§ **WHAT NEEDS TO BE DONE**
Skip every picture and transcribe the remaining material exactly.

Start of GIVEN RECORDS

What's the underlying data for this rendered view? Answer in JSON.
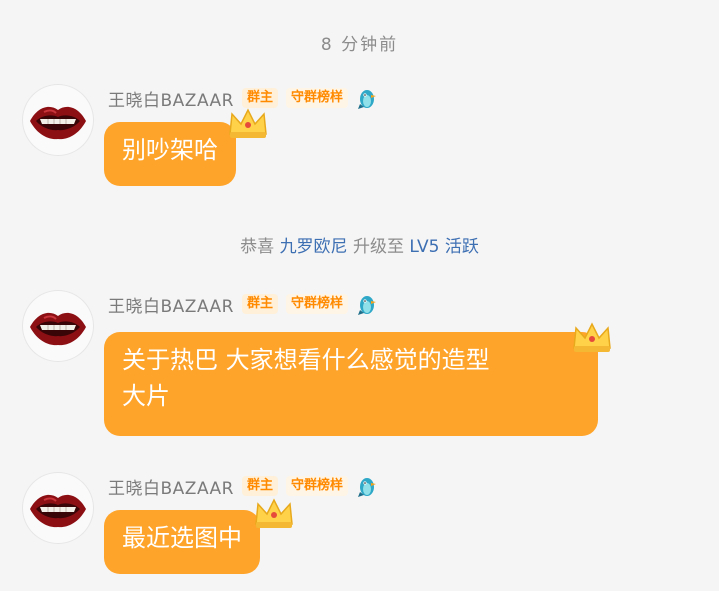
{
  "timestamp": "8 分钟前",
  "system_notice": {
    "prefix": "恭喜",
    "user": "九罗欧尼",
    "middle": "升级至",
    "level": "LV5 活跃"
  },
  "messages": [
    {
      "sender": "王晓白BAZAAR",
      "badge_owner": "群主",
      "badge_guard": "守群榜样",
      "avatar": "red-lips-avatar",
      "bird_icon": "blue-bird-icon",
      "crown_icon": "gold-crown-icon",
      "text": "别吵架哈"
    },
    {
      "sender": "王晓白BAZAAR",
      "badge_owner": "群主",
      "badge_guard": "守群榜样",
      "avatar": "red-lips-avatar",
      "bird_icon": "blue-bird-icon",
      "crown_icon": "gold-crown-icon",
      "text_line1": "关于热巴 大家想看什么感觉的造型",
      "text_line2": "大片"
    },
    {
      "sender": "王晓白BAZAAR",
      "badge_owner": "群主",
      "badge_guard": "守群榜样",
      "avatar": "red-lips-avatar",
      "bird_icon": "blue-bird-icon",
      "crown_icon": "gold-crown-icon",
      "text": "最近选图中"
    }
  ],
  "colors": {
    "bubble": "#ffa42a",
    "badge_text": "#ff8a00",
    "system_highlight": "#3d6fb3",
    "background": "#f5f5f5"
  }
}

End of GIVEN RECORDS

§ **SOLVED EXERCISE**
What's the underlying data for this rendered view? Answer in JSON.
{
  "timestamp": "8 分钟前",
  "system_notice": {
    "prefix": "恭喜",
    "user": "九罗欧尼",
    "middle": "升级至",
    "level": "LV5 活跃"
  },
  "messages": [
    {
      "sender": "王晓白BAZAAR",
      "badge_owner": "群主",
      "badge_guard": "守群榜样",
      "avatar": "red-lips-avatar",
      "bird_icon": "blue-bird-icon",
      "crown_icon": "gold-crown-icon",
      "text": "别吵架哈"
    },
    {
      "sender": "王晓白BAZAAR",
      "badge_owner": "群主",
      "badge_guard": "守群榜样",
      "avatar": "red-lips-avatar",
      "bird_icon": "blue-bird-icon",
      "crown_icon": "gold-crown-icon",
      "text_line1": "关于热巴 大家想看什么感觉的造型",
      "text_line2": "大片"
    },
    {
      "sender": "王晓白BAZAAR",
      "badge_owner": "群主",
      "badge_guard": "守群榜样",
      "avatar": "red-lips-avatar",
      "bird_icon": "blue-bird-icon",
      "crown_icon": "gold-crown-icon",
      "text": "最近选图中"
    }
  ],
  "colors": {
    "bubble": "#ffa42a",
    "badge_text": "#ff8a00",
    "system_highlight": "#3d6fb3",
    "background": "#f5f5f5"
  }
}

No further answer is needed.